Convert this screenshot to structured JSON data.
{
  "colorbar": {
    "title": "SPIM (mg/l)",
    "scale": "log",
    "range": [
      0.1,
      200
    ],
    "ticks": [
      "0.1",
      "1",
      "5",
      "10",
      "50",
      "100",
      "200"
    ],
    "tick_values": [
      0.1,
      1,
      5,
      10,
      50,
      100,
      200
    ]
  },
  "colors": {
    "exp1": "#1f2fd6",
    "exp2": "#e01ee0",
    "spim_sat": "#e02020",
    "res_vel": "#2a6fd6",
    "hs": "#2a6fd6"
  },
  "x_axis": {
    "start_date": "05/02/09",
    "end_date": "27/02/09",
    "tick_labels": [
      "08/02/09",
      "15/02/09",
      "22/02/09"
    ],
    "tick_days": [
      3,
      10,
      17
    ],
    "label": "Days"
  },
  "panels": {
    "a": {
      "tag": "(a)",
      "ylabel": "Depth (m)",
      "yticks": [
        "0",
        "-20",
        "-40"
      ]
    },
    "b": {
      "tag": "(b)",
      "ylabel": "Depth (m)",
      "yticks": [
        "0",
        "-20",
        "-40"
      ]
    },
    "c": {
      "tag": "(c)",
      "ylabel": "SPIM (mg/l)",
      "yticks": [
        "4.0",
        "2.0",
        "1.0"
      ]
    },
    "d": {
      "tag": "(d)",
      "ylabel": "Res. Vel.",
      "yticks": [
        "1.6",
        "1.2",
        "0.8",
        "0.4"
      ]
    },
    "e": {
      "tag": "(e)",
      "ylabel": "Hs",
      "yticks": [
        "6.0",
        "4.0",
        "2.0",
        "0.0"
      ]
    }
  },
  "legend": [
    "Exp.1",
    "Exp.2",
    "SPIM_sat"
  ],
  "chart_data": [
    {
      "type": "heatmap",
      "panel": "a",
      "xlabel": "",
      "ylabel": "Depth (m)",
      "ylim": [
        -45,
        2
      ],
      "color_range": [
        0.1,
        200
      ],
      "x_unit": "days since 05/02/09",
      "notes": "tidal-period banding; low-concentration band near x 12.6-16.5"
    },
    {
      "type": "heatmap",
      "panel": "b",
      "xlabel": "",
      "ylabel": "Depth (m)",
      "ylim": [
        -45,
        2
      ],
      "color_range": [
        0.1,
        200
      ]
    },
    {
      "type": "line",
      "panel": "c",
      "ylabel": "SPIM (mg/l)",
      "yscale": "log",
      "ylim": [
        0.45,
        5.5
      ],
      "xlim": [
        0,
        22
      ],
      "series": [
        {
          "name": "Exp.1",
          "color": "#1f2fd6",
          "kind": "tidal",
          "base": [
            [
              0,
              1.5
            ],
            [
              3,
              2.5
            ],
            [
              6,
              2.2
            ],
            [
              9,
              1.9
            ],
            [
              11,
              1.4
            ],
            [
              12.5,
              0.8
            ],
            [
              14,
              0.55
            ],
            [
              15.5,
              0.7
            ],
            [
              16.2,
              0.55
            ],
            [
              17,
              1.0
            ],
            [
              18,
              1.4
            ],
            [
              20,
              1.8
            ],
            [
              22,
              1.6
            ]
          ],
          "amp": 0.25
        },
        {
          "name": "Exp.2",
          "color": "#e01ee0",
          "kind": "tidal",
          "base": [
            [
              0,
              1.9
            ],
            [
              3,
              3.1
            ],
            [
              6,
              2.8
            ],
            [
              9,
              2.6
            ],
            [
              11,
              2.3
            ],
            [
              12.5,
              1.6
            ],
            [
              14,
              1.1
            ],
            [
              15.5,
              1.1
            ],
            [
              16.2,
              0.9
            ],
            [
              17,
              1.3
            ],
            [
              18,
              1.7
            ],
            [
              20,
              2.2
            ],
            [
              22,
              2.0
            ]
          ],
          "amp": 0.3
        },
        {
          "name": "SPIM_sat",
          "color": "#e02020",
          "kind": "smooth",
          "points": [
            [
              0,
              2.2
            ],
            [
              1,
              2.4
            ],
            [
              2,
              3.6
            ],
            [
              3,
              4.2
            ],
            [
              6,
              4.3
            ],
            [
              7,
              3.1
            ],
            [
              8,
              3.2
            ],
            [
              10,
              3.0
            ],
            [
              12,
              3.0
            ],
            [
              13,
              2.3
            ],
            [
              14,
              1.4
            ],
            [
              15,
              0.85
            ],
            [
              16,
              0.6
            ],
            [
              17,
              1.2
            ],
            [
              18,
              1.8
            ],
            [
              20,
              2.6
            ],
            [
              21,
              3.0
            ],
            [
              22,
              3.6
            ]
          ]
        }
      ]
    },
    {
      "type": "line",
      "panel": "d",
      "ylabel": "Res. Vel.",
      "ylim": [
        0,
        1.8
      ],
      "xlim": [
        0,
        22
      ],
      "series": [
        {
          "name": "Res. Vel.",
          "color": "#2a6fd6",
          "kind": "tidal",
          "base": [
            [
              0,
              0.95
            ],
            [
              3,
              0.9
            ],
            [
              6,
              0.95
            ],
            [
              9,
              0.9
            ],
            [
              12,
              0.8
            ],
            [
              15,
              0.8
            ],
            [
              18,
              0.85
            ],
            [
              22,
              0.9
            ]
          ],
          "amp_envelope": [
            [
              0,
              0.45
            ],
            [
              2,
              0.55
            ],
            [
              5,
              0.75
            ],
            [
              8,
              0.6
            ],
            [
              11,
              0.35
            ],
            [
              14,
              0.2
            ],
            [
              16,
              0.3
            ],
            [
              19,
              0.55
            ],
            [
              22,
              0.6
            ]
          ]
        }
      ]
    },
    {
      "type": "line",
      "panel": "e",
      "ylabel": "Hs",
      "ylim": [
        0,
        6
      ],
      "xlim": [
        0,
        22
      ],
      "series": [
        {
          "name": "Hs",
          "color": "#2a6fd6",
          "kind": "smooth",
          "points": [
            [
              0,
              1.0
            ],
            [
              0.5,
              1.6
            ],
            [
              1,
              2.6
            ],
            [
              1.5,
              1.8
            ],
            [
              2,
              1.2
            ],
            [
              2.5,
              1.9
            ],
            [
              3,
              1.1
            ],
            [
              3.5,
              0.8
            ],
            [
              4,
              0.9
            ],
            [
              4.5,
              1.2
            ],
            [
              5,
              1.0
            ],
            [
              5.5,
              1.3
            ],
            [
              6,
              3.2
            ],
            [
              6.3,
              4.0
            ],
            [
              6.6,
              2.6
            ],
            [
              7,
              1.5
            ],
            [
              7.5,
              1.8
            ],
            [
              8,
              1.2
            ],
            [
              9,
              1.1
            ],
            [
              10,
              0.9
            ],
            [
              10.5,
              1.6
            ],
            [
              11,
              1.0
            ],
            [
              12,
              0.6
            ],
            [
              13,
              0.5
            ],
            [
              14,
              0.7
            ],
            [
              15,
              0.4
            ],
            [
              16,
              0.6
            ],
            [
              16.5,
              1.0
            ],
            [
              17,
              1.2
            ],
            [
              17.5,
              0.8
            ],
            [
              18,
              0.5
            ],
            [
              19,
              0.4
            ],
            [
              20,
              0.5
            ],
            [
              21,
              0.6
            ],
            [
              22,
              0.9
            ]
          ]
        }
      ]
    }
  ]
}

Aim of the exercise
Output the records exactly, including every line.

Output for this exercise
Convert this screenshot to structured JSON data.
{
  "colorbar": {
    "title": "SPIM (mg/l)",
    "scale": "log",
    "range": [
      0.1,
      200
    ],
    "ticks": [
      "0.1",
      "1",
      "5",
      "10",
      "50",
      "100",
      "200"
    ],
    "tick_values": [
      0.1,
      1,
      5,
      10,
      50,
      100,
      200
    ]
  },
  "colors": {
    "exp1": "#1f2fd6",
    "exp2": "#e01ee0",
    "spim_sat": "#e02020",
    "res_vel": "#2a6fd6",
    "hs": "#2a6fd6"
  },
  "x_axis": {
    "start_date": "05/02/09",
    "end_date": "27/02/09",
    "tick_labels": [
      "08/02/09",
      "15/02/09",
      "22/02/09"
    ],
    "tick_days": [
      3,
      10,
      17
    ],
    "label": "Days"
  },
  "panels": {
    "a": {
      "tag": "(a)",
      "ylabel": "Depth (m)",
      "yticks": [
        "0",
        "-20",
        "-40"
      ]
    },
    "b": {
      "tag": "(b)",
      "ylabel": "Depth (m)",
      "yticks": [
        "0",
        "-20",
        "-40"
      ]
    },
    "c": {
      "tag": "(c)",
      "ylabel": "SPIM (mg/l)",
      "yticks": [
        "4.0",
        "2.0",
        "1.0"
      ]
    },
    "d": {
      "tag": "(d)",
      "ylabel": "Res. Vel.",
      "yticks": [
        "1.6",
        "1.2",
        "0.8",
        "0.4"
      ]
    },
    "e": {
      "tag": "(e)",
      "ylabel": "Hs",
      "yticks": [
        "6.0",
        "4.0",
        "2.0",
        "0.0"
      ]
    }
  },
  "legend": [
    "Exp.1",
    "Exp.2",
    "SPIM_sat"
  ],
  "chart_data": [
    {
      "type": "heatmap",
      "panel": "a",
      "xlabel": "",
      "ylabel": "Depth (m)",
      "ylim": [
        -45,
        2
      ],
      "color_range": [
        0.1,
        200
      ],
      "x_unit": "days since 05/02/09",
      "notes": "tidal-period banding; low-concentration band near x 12.6-16.5"
    },
    {
      "type": "heatmap",
      "panel": "b",
      "xlabel": "",
      "ylabel": "Depth (m)",
      "ylim": [
        -45,
        2
      ],
      "color_range": [
        0.1,
        200
      ]
    },
    {
      "type": "line",
      "panel": "c",
      "ylabel": "SPIM (mg/l)",
      "yscale": "log",
      "ylim": [
        0.45,
        5.5
      ],
      "xlim": [
        0,
        22
      ],
      "series": [
        {
          "name": "Exp.1",
          "color": "#1f2fd6",
          "kind": "tidal",
          "base": [
            [
              0,
              1.5
            ],
            [
              3,
              2.5
            ],
            [
              6,
              2.2
            ],
            [
              9,
              1.9
            ],
            [
              11,
              1.4
            ],
            [
              12.5,
              0.8
            ],
            [
              14,
              0.55
            ],
            [
              15.5,
              0.7
            ],
            [
              16.2,
              0.55
            ],
            [
              17,
              1.0
            ],
            [
              18,
              1.4
            ],
            [
              20,
              1.8
            ],
            [
              22,
              1.6
            ]
          ],
          "amp": 0.25
        },
        {
          "name": "Exp.2",
          "color": "#e01ee0",
          "kind": "tidal",
          "base": [
            [
              0,
              1.9
            ],
            [
              3,
              3.1
            ],
            [
              6,
              2.8
            ],
            [
              9,
              2.6
            ],
            [
              11,
              2.3
            ],
            [
              12.5,
              1.6
            ],
            [
              14,
              1.1
            ],
            [
              15.5,
              1.1
            ],
            [
              16.2,
              0.9
            ],
            [
              17,
              1.3
            ],
            [
              18,
              1.7
            ],
            [
              20,
              2.2
            ],
            [
              22,
              2.0
            ]
          ],
          "amp": 0.3
        },
        {
          "name": "SPIM_sat",
          "color": "#e02020",
          "kind": "smooth",
          "points": [
            [
              0,
              2.2
            ],
            [
              1,
              2.4
            ],
            [
              2,
              3.6
            ],
            [
              3,
              4.2
            ],
            [
              6,
              4.3
            ],
            [
              7,
              3.1
            ],
            [
              8,
              3.2
            ],
            [
              10,
              3.0
            ],
            [
              12,
              3.0
            ],
            [
              13,
              2.3
            ],
            [
              14,
              1.4
            ],
            [
              15,
              0.85
            ],
            [
              16,
              0.6
            ],
            [
              17,
              1.2
            ],
            [
              18,
              1.8
            ],
            [
              20,
              2.6
            ],
            [
              21,
              3.0
            ],
            [
              22,
              3.6
            ]
          ]
        }
      ]
    },
    {
      "type": "line",
      "panel": "d",
      "ylabel": "Res. Vel.",
      "ylim": [
        0,
        1.8
      ],
      "xlim": [
        0,
        22
      ],
      "series": [
        {
          "name": "Res. Vel.",
          "color": "#2a6fd6",
          "kind": "tidal",
          "base": [
            [
              0,
              0.95
            ],
            [
              3,
              0.9
            ],
            [
              6,
              0.95
            ],
            [
              9,
              0.9
            ],
            [
              12,
              0.8
            ],
            [
              15,
              0.8
            ],
            [
              18,
              0.85
            ],
            [
              22,
              0.9
            ]
          ],
          "amp_envelope": [
            [
              0,
              0.45
            ],
            [
              2,
              0.55
            ],
            [
              5,
              0.75
            ],
            [
              8,
              0.6
            ],
            [
              11,
              0.35
            ],
            [
              14,
              0.2
            ],
            [
              16,
              0.3
            ],
            [
              19,
              0.55
            ],
            [
              22,
              0.6
            ]
          ]
        }
      ]
    },
    {
      "type": "line",
      "panel": "e",
      "ylabel": "Hs",
      "ylim": [
        0,
        6
      ],
      "xlim": [
        0,
        22
      ],
      "series": [
        {
          "name": "Hs",
          "color": "#2a6fd6",
          "kind": "smooth",
          "points": [
            [
              0,
              1.0
            ],
            [
              0.5,
              1.6
            ],
            [
              1,
              2.6
            ],
            [
              1.5,
              1.8
            ],
            [
              2,
              1.2
            ],
            [
              2.5,
              1.9
            ],
            [
              3,
              1.1
            ],
            [
              3.5,
              0.8
            ],
            [
              4,
              0.9
            ],
            [
              4.5,
              1.2
            ],
            [
              5,
              1.0
            ],
            [
              5.5,
              1.3
            ],
            [
              6,
              3.2
            ],
            [
              6.3,
              4.0
            ],
            [
              6.6,
              2.6
            ],
            [
              7,
              1.5
            ],
            [
              7.5,
              1.8
            ],
            [
              8,
              1.2
            ],
            [
              9,
              1.1
            ],
            [
              10,
              0.9
            ],
            [
              10.5,
              1.6
            ],
            [
              11,
              1.0
            ],
            [
              12,
              0.6
            ],
            [
              13,
              0.5
            ],
            [
              14,
              0.7
            ],
            [
              15,
              0.4
            ],
            [
              16,
              0.6
            ],
            [
              16.5,
              1.0
            ],
            [
              17,
              1.2
            ],
            [
              17.5,
              0.8
            ],
            [
              18,
              0.5
            ],
            [
              19,
              0.4
            ],
            [
              20,
              0.5
            ],
            [
              21,
              0.6
            ],
            [
              22,
              0.9
            ]
          ]
        }
      ]
    }
  ]
}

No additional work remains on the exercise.